>> Start Input rows

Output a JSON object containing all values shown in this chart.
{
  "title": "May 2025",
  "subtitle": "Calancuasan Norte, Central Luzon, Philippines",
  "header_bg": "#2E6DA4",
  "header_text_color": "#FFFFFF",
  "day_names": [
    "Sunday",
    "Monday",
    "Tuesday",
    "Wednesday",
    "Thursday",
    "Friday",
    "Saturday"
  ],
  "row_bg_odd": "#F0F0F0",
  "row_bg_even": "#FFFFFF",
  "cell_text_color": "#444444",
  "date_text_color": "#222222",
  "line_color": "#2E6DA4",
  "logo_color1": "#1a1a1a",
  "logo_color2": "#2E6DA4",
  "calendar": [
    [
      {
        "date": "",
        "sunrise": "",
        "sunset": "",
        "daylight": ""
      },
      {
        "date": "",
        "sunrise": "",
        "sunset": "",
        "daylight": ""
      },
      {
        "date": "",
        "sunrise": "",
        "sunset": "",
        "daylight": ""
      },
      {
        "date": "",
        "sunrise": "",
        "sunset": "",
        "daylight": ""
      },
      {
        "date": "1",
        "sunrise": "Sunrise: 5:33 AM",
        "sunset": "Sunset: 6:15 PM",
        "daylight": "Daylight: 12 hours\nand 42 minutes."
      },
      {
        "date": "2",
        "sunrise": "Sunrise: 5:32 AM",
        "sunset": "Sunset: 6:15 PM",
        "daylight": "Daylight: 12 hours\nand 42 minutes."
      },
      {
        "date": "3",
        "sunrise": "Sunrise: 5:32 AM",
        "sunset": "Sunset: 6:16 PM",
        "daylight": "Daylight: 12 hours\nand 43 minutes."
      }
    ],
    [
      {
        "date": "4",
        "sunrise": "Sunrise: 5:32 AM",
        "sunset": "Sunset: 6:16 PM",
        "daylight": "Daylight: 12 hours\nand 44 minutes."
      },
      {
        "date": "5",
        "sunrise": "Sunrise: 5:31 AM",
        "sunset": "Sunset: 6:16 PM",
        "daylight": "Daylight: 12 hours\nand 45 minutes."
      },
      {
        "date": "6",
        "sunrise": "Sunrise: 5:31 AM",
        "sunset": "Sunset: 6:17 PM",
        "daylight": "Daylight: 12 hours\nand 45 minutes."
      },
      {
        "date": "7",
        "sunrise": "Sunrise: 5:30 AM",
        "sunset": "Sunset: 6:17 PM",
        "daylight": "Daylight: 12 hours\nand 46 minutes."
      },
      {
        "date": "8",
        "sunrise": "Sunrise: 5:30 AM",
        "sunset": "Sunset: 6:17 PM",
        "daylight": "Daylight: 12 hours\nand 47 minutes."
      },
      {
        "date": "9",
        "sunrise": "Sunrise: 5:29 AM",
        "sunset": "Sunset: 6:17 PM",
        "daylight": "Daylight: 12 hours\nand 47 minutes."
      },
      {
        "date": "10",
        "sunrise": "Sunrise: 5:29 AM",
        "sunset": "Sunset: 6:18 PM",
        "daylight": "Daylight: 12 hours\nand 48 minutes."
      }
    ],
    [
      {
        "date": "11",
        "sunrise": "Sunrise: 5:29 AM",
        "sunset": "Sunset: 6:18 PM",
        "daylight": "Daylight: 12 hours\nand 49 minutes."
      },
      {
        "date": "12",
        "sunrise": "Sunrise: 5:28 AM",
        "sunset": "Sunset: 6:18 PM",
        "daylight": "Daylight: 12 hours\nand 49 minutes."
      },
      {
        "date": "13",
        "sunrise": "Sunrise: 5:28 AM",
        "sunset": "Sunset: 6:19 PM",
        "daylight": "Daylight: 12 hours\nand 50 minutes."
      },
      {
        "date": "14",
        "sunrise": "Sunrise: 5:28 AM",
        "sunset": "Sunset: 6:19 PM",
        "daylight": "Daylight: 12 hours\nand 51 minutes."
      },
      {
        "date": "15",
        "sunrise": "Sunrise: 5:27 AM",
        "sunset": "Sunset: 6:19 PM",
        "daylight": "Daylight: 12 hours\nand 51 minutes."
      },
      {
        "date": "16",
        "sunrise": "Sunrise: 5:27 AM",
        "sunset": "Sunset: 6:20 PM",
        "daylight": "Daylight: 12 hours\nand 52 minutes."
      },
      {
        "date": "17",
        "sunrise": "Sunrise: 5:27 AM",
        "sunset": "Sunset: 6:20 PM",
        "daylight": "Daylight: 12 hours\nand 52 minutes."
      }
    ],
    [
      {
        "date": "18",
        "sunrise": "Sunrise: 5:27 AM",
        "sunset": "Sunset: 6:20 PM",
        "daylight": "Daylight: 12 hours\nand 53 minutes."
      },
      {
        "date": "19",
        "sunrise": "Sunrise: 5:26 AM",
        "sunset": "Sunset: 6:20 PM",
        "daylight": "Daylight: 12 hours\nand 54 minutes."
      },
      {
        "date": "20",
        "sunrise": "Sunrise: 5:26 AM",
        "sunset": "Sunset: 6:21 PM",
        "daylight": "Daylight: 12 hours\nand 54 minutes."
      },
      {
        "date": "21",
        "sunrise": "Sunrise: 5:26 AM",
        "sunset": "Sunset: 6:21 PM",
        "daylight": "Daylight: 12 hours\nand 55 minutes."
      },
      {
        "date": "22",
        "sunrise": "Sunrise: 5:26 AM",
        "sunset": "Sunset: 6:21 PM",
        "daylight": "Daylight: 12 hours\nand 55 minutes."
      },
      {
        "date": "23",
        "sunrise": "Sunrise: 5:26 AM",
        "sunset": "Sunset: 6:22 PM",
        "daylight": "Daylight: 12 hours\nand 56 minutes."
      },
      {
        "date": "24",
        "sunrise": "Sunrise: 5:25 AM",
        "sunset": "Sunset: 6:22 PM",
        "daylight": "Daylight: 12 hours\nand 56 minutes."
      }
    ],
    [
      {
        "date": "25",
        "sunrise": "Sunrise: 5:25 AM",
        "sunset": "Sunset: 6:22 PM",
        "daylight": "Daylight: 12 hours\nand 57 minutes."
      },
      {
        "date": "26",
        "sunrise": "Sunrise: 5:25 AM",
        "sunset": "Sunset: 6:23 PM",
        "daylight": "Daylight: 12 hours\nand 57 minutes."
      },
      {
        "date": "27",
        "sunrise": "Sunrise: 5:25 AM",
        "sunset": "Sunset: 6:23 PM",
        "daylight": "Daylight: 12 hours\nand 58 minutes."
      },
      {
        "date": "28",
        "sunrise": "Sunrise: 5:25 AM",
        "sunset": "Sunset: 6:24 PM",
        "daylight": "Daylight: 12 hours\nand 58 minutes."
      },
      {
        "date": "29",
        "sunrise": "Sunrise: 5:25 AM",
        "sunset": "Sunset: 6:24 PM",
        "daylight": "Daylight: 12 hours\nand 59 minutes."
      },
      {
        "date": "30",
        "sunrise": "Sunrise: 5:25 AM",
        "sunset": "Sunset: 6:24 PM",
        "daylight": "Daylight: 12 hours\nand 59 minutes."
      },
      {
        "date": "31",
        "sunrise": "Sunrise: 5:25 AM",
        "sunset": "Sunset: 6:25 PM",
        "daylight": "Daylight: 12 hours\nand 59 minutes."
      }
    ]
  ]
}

>> End Input rows

### [Task directions]
What is needed here is an exact reproduction of all the entries.

### [Final answer]
Output a JSON object containing all values shown in this chart.
{
  "title": "May 2025",
  "subtitle": "Calancuasan Norte, Central Luzon, Philippines",
  "header_bg": "#2E6DA4",
  "header_text_color": "#FFFFFF",
  "day_names": [
    "Sunday",
    "Monday",
    "Tuesday",
    "Wednesday",
    "Thursday",
    "Friday",
    "Saturday"
  ],
  "row_bg_odd": "#F0F0F0",
  "row_bg_even": "#FFFFFF",
  "cell_text_color": "#444444",
  "date_text_color": "#222222",
  "line_color": "#2E6DA4",
  "logo_color1": "#1a1a1a",
  "logo_color2": "#2E6DA4",
  "calendar": [
    [
      {
        "date": "",
        "sunrise": "",
        "sunset": "",
        "daylight": ""
      },
      {
        "date": "",
        "sunrise": "",
        "sunset": "",
        "daylight": ""
      },
      {
        "date": "",
        "sunrise": "",
        "sunset": "",
        "daylight": ""
      },
      {
        "date": "",
        "sunrise": "",
        "sunset": "",
        "daylight": ""
      },
      {
        "date": "1",
        "sunrise": "Sunrise: 5:33 AM",
        "sunset": "Sunset: 6:15 PM",
        "daylight": "Daylight: 12 hours\nand 42 minutes."
      },
      {
        "date": "2",
        "sunrise": "Sunrise: 5:32 AM",
        "sunset": "Sunset: 6:15 PM",
        "daylight": "Daylight: 12 hours\nand 42 minutes."
      },
      {
        "date": "3",
        "sunrise": "Sunrise: 5:32 AM",
        "sunset": "Sunset: 6:16 PM",
        "daylight": "Daylight: 12 hours\nand 43 minutes."
      }
    ],
    [
      {
        "date": "4",
        "sunrise": "Sunrise: 5:32 AM",
        "sunset": "Sunset: 6:16 PM",
        "daylight": "Daylight: 12 hours\nand 44 minutes."
      },
      {
        "date": "5",
        "sunrise": "Sunrise: 5:31 AM",
        "sunset": "Sunset: 6:16 PM",
        "daylight": "Daylight: 12 hours\nand 45 minutes."
      },
      {
        "date": "6",
        "sunrise": "Sunrise: 5:31 AM",
        "sunset": "Sunset: 6:17 PM",
        "daylight": "Daylight: 12 hours\nand 45 minutes."
      },
      {
        "date": "7",
        "sunrise": "Sunrise: 5:30 AM",
        "sunset": "Sunset: 6:17 PM",
        "daylight": "Daylight: 12 hours\nand 46 minutes."
      },
      {
        "date": "8",
        "sunrise": "Sunrise: 5:30 AM",
        "sunset": "Sunset: 6:17 PM",
        "daylight": "Daylight: 12 hours\nand 47 minutes."
      },
      {
        "date": "9",
        "sunrise": "Sunrise: 5:29 AM",
        "sunset": "Sunset: 6:17 PM",
        "daylight": "Daylight: 12 hours\nand 47 minutes."
      },
      {
        "date": "10",
        "sunrise": "Sunrise: 5:29 AM",
        "sunset": "Sunset: 6:18 PM",
        "daylight": "Daylight: 12 hours\nand 48 minutes."
      }
    ],
    [
      {
        "date": "11",
        "sunrise": "Sunrise: 5:29 AM",
        "sunset": "Sunset: 6:18 PM",
        "daylight": "Daylight: 12 hours\nand 49 minutes."
      },
      {
        "date": "12",
        "sunrise": "Sunrise: 5:28 AM",
        "sunset": "Sunset: 6:18 PM",
        "daylight": "Daylight: 12 hours\nand 49 minutes."
      },
      {
        "date": "13",
        "sunrise": "Sunrise: 5:28 AM",
        "sunset": "Sunset: 6:19 PM",
        "daylight": "Daylight: 12 hours\nand 50 minutes."
      },
      {
        "date": "14",
        "sunrise": "Sunrise: 5:28 AM",
        "sunset": "Sunset: 6:19 PM",
        "daylight": "Daylight: 12 hours\nand 51 minutes."
      },
      {
        "date": "15",
        "sunrise": "Sunrise: 5:27 AM",
        "sunset": "Sunset: 6:19 PM",
        "daylight": "Daylight: 12 hours\nand 51 minutes."
      },
      {
        "date": "16",
        "sunrise": "Sunrise: 5:27 AM",
        "sunset": "Sunset: 6:20 PM",
        "daylight": "Daylight: 12 hours\nand 52 minutes."
      },
      {
        "date": "17",
        "sunrise": "Sunrise: 5:27 AM",
        "sunset": "Sunset: 6:20 PM",
        "daylight": "Daylight: 12 hours\nand 52 minutes."
      }
    ],
    [
      {
        "date": "18",
        "sunrise": "Sunrise: 5:27 AM",
        "sunset": "Sunset: 6:20 PM",
        "daylight": "Daylight: 12 hours\nand 53 minutes."
      },
      {
        "date": "19",
        "sunrise": "Sunrise: 5:26 AM",
        "sunset": "Sunset: 6:20 PM",
        "daylight": "Daylight: 12 hours\nand 54 minutes."
      },
      {
        "date": "20",
        "sunrise": "Sunrise: 5:26 AM",
        "sunset": "Sunset: 6:21 PM",
        "daylight": "Daylight: 12 hours\nand 54 minutes."
      },
      {
        "date": "21",
        "sunrise": "Sunrise: 5:26 AM",
        "sunset": "Sunset: 6:21 PM",
        "daylight": "Daylight: 12 hours\nand 55 minutes."
      },
      {
        "date": "22",
        "sunrise": "Sunrise: 5:26 AM",
        "sunset": "Sunset: 6:21 PM",
        "daylight": "Daylight: 12 hours\nand 55 minutes."
      },
      {
        "date": "23",
        "sunrise": "Sunrise: 5:26 AM",
        "sunset": "Sunset: 6:22 PM",
        "daylight": "Daylight: 12 hours\nand 56 minutes."
      },
      {
        "date": "24",
        "sunrise": "Sunrise: 5:25 AM",
        "sunset": "Sunset: 6:22 PM",
        "daylight": "Daylight: 12 hours\nand 56 minutes."
      }
    ],
    [
      {
        "date": "25",
        "sunrise": "Sunrise: 5:25 AM",
        "sunset": "Sunset: 6:22 PM",
        "daylight": "Daylight: 12 hours\nand 57 minutes."
      },
      {
        "date": "26",
        "sunrise": "Sunrise: 5:25 AM",
        "sunset": "Sunset: 6:23 PM",
        "daylight": "Daylight: 12 hours\nand 57 minutes."
      },
      {
        "date": "27",
        "sunrise": "Sunrise: 5:25 AM",
        "sunset": "Sunset: 6:23 PM",
        "daylight": "Daylight: 12 hours\nand 58 minutes."
      },
      {
        "date": "28",
        "sunrise": "Sunrise: 5:25 AM",
        "sunset": "Sunset: 6:24 PM",
        "daylight": "Daylight: 12 hours\nand 58 minutes."
      },
      {
        "date": "29",
        "sunrise": "Sunrise: 5:25 AM",
        "sunset": "Sunset: 6:24 PM",
        "daylight": "Daylight: 12 hours\nand 59 minutes."
      },
      {
        "date": "30",
        "sunrise": "Sunrise: 5:25 AM",
        "sunset": "Sunset: 6:24 PM",
        "daylight": "Daylight: 12 hours\nand 59 minutes."
      },
      {
        "date": "31",
        "sunrise": "Sunrise: 5:25 AM",
        "sunset": "Sunset: 6:25 PM",
        "daylight": "Daylight: 12 hours\nand 59 minutes."
      }
    ]
  ]
}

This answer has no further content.